_Supplied data_.

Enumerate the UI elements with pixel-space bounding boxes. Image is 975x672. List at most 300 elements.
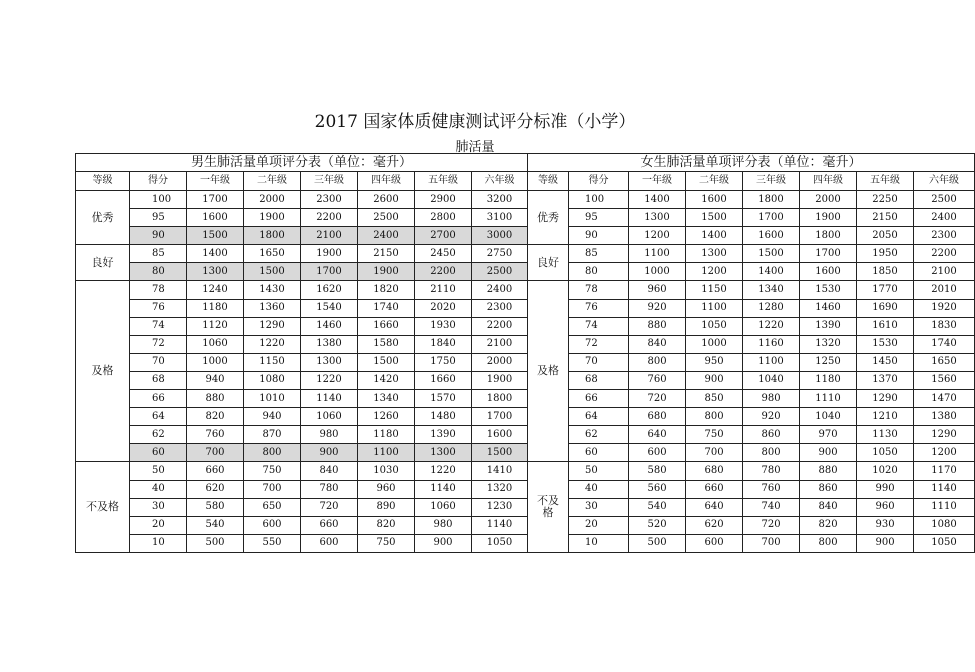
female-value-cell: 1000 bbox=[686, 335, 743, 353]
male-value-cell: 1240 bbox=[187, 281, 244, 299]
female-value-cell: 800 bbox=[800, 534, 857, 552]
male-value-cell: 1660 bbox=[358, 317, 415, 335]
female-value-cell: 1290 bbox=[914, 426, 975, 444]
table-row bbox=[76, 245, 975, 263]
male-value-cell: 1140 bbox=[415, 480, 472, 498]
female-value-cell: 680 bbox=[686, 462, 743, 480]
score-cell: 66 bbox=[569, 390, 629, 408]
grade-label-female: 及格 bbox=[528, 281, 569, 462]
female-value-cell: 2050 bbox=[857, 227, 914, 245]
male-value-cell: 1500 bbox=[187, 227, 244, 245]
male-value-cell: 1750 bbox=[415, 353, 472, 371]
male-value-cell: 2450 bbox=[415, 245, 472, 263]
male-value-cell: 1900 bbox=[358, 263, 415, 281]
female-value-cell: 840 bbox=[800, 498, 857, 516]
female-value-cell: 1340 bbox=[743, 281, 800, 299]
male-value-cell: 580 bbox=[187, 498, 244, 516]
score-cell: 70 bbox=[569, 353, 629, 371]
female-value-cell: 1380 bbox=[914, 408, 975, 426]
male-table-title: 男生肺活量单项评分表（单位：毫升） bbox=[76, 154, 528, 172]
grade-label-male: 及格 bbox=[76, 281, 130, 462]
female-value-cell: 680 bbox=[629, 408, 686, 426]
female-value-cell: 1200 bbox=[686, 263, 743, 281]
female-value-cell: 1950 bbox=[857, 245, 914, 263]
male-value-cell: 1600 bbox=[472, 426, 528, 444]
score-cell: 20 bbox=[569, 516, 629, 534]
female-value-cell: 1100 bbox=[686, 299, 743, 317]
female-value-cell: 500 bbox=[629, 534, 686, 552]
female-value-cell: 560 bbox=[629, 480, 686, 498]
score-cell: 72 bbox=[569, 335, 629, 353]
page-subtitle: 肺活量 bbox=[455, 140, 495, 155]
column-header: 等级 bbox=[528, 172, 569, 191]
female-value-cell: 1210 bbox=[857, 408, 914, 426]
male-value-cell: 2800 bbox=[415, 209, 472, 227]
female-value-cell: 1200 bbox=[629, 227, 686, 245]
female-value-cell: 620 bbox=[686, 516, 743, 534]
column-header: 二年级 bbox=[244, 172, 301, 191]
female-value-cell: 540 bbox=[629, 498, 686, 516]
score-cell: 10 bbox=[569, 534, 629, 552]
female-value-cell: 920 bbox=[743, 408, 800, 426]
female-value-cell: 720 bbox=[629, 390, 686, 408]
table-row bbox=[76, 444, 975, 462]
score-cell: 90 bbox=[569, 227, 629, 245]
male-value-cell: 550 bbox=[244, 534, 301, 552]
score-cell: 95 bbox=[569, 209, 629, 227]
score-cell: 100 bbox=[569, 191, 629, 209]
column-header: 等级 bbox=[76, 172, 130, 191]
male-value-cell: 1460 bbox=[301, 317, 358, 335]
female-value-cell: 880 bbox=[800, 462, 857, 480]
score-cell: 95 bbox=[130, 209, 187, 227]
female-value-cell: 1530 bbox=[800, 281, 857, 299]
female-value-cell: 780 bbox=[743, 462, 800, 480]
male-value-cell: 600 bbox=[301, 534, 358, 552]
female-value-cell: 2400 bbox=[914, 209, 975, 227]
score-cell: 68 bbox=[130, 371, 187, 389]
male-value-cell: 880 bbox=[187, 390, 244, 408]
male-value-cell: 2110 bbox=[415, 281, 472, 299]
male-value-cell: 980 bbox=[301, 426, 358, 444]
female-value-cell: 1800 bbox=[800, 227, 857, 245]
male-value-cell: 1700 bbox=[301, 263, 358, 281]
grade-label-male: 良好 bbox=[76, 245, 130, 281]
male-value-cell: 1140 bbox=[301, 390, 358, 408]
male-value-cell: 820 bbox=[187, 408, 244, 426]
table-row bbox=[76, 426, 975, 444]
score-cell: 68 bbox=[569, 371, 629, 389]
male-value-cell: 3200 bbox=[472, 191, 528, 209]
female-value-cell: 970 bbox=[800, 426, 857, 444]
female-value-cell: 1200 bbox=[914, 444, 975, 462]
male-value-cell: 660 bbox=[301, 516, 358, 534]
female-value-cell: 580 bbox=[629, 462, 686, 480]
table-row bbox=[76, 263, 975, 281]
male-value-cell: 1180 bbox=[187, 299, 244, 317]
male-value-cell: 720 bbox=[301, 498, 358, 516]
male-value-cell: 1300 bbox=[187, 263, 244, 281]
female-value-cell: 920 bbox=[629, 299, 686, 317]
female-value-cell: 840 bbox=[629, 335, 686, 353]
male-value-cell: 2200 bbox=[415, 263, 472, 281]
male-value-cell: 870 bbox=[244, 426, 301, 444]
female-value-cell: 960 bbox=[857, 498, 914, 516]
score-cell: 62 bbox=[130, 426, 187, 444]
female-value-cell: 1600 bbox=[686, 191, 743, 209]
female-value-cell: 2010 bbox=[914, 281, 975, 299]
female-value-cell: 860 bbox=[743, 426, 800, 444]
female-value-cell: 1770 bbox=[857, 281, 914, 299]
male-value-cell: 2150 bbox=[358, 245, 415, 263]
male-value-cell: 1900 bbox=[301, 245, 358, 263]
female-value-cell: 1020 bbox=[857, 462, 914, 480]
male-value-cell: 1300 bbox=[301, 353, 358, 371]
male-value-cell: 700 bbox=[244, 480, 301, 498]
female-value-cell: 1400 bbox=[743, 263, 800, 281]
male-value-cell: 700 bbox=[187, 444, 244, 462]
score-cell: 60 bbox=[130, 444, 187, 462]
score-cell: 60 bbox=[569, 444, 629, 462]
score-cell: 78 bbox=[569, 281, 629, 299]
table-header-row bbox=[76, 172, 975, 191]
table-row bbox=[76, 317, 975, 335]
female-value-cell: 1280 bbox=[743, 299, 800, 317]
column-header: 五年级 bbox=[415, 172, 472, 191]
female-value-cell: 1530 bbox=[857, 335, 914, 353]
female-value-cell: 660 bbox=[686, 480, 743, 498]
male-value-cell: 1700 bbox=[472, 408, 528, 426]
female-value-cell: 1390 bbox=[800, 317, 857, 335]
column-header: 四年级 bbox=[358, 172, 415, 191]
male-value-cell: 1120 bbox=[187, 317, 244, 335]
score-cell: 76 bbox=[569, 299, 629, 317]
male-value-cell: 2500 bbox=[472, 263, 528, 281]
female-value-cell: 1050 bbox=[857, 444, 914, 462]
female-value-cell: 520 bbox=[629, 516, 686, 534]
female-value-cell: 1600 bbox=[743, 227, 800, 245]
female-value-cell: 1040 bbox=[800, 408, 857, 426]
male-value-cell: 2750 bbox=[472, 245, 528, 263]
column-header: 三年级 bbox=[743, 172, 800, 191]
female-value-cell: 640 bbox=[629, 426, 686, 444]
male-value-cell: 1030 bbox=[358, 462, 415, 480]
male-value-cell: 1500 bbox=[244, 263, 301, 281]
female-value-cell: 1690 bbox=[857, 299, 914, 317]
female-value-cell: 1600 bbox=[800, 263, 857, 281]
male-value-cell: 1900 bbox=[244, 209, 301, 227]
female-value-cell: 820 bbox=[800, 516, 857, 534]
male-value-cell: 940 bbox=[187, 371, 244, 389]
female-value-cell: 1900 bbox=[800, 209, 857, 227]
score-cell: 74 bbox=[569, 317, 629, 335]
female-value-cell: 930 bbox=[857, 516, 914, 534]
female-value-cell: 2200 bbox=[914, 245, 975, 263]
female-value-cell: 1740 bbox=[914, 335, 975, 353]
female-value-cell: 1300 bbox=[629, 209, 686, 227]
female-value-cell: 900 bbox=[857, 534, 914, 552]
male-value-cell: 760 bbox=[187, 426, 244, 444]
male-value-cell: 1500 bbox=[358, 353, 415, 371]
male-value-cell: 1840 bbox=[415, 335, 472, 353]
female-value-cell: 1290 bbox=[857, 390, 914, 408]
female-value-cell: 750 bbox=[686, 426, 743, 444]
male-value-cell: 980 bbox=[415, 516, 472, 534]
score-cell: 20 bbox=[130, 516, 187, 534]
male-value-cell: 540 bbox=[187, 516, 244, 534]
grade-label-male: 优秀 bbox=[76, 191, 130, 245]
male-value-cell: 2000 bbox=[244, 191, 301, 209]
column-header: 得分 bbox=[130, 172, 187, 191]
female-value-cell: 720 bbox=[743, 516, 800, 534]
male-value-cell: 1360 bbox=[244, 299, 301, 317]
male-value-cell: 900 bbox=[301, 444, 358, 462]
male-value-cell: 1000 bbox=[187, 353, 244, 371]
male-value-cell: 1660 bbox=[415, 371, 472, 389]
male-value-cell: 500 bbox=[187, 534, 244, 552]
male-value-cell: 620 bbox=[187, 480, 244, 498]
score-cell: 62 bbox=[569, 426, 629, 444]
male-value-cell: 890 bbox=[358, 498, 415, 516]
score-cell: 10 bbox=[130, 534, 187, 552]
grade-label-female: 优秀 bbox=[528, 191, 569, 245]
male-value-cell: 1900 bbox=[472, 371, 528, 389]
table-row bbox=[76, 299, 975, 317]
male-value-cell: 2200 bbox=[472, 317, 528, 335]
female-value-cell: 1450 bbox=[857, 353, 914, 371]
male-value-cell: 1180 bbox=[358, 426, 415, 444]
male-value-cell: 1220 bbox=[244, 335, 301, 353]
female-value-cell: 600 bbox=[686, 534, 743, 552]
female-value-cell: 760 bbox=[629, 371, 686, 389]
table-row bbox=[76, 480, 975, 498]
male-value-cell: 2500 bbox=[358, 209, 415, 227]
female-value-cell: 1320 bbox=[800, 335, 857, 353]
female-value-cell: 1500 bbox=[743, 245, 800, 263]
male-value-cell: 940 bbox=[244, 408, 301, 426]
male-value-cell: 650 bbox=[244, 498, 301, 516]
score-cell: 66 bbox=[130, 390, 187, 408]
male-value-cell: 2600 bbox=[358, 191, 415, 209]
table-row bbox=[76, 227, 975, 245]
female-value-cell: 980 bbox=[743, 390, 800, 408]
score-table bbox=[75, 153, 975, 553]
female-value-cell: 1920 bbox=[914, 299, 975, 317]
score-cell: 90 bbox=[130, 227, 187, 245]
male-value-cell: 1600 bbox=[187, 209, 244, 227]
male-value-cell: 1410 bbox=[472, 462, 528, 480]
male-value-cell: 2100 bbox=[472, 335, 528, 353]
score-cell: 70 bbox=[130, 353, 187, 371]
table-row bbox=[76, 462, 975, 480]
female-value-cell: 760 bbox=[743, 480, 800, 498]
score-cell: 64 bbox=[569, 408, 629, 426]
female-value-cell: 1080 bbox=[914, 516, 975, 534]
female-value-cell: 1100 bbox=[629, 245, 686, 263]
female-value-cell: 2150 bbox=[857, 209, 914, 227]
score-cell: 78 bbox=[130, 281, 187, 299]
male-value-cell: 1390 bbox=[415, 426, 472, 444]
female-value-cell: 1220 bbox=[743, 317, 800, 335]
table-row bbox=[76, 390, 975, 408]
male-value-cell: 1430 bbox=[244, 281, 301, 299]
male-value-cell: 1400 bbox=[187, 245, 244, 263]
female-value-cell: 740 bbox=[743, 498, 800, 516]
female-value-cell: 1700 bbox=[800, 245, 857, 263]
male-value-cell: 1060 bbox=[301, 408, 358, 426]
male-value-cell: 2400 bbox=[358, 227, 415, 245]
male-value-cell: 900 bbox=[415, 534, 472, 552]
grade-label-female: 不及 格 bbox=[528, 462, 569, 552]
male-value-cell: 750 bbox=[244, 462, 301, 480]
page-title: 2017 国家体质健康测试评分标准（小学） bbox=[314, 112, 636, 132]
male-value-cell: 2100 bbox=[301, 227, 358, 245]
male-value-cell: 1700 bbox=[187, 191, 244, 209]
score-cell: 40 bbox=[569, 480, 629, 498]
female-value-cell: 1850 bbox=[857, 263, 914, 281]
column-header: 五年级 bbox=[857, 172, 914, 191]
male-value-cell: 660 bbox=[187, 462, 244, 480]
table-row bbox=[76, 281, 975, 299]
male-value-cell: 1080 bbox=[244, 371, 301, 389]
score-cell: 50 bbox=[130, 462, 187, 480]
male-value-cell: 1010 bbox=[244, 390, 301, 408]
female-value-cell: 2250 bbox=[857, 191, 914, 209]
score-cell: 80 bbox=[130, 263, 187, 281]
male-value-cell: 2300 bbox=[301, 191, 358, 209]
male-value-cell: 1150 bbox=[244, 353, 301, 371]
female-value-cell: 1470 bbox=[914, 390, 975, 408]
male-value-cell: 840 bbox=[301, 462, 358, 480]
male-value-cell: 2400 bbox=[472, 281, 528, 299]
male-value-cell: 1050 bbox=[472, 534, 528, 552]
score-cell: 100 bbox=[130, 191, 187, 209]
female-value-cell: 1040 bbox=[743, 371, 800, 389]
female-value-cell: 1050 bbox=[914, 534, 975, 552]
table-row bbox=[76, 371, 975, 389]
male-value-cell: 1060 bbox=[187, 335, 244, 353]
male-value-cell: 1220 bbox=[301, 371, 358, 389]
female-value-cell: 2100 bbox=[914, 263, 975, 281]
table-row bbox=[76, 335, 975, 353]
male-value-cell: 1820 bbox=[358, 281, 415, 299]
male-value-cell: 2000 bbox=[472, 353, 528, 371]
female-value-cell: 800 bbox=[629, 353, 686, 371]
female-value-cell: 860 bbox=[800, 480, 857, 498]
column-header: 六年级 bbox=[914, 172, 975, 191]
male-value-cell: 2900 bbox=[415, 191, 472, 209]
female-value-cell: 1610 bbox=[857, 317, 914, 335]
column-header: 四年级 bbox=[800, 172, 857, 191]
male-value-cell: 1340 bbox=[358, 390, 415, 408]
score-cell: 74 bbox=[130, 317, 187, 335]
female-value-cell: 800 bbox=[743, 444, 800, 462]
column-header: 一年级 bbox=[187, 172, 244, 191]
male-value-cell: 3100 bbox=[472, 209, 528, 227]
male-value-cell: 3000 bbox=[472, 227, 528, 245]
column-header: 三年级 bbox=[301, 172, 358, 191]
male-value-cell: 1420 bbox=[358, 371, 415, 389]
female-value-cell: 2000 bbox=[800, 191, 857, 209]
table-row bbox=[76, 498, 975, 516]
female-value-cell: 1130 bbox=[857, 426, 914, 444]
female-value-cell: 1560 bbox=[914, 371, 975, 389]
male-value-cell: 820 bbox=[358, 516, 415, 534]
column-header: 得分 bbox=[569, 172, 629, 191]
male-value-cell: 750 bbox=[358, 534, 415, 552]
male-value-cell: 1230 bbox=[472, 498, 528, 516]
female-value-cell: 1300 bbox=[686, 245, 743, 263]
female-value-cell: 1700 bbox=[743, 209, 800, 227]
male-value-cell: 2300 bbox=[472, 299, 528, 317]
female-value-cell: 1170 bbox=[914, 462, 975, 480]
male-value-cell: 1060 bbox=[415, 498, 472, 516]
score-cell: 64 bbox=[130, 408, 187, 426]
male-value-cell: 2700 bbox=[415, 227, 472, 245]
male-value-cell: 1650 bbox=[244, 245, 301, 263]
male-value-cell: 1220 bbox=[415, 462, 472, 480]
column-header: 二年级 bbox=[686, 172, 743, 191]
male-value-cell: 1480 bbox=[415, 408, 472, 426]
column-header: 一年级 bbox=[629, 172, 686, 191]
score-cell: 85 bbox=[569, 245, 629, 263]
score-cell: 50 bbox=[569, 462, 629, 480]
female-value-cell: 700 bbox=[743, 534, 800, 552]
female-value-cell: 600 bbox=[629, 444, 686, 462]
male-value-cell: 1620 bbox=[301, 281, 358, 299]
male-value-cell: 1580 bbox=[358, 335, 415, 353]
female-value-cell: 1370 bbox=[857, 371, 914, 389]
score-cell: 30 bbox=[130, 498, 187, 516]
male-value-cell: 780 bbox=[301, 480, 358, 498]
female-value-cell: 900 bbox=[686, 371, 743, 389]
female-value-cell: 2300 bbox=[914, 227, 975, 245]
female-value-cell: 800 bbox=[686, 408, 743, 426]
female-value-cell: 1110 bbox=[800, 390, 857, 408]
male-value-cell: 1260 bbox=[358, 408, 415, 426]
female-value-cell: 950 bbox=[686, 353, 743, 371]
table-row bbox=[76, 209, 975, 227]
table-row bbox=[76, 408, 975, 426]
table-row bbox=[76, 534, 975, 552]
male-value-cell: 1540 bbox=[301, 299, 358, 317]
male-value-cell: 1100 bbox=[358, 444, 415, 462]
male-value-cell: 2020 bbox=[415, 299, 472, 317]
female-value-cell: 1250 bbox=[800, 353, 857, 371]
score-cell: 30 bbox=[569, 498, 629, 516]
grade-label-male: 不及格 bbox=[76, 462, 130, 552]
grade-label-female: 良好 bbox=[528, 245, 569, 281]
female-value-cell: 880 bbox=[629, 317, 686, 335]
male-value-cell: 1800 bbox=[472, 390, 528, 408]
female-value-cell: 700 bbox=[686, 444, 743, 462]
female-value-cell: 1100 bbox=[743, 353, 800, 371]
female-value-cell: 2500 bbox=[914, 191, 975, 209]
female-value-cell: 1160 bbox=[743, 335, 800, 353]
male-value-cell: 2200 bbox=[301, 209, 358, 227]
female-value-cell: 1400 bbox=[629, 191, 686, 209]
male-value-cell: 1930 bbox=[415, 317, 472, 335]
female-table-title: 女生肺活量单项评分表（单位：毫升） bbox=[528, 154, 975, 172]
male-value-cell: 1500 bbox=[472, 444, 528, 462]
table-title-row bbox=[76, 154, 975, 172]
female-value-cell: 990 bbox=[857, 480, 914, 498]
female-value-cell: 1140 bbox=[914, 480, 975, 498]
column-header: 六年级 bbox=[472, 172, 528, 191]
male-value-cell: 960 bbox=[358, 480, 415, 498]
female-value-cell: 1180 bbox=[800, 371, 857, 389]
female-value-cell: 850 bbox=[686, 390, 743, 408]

_What is required_. Identify every line of the data above that contains the word "grade", matching upper and lower case exactly, and copy each of those lines.

_Result of the exercise_.
grade-label-female: 及格 bbox=[528, 281, 569, 462]
grade-label-male: 及格 bbox=[76, 281, 130, 462]
grade-label-male: 良好 bbox=[76, 245, 130, 281]
grade-label-male: 优秀 bbox=[76, 191, 130, 245]
grade-label-female: 优秀 bbox=[528, 191, 569, 245]
grade-label-female: 不及 格 bbox=[528, 462, 569, 552]
grade-label-male: 不及格 bbox=[76, 462, 130, 552]
grade-label-female: 良好 bbox=[528, 245, 569, 281]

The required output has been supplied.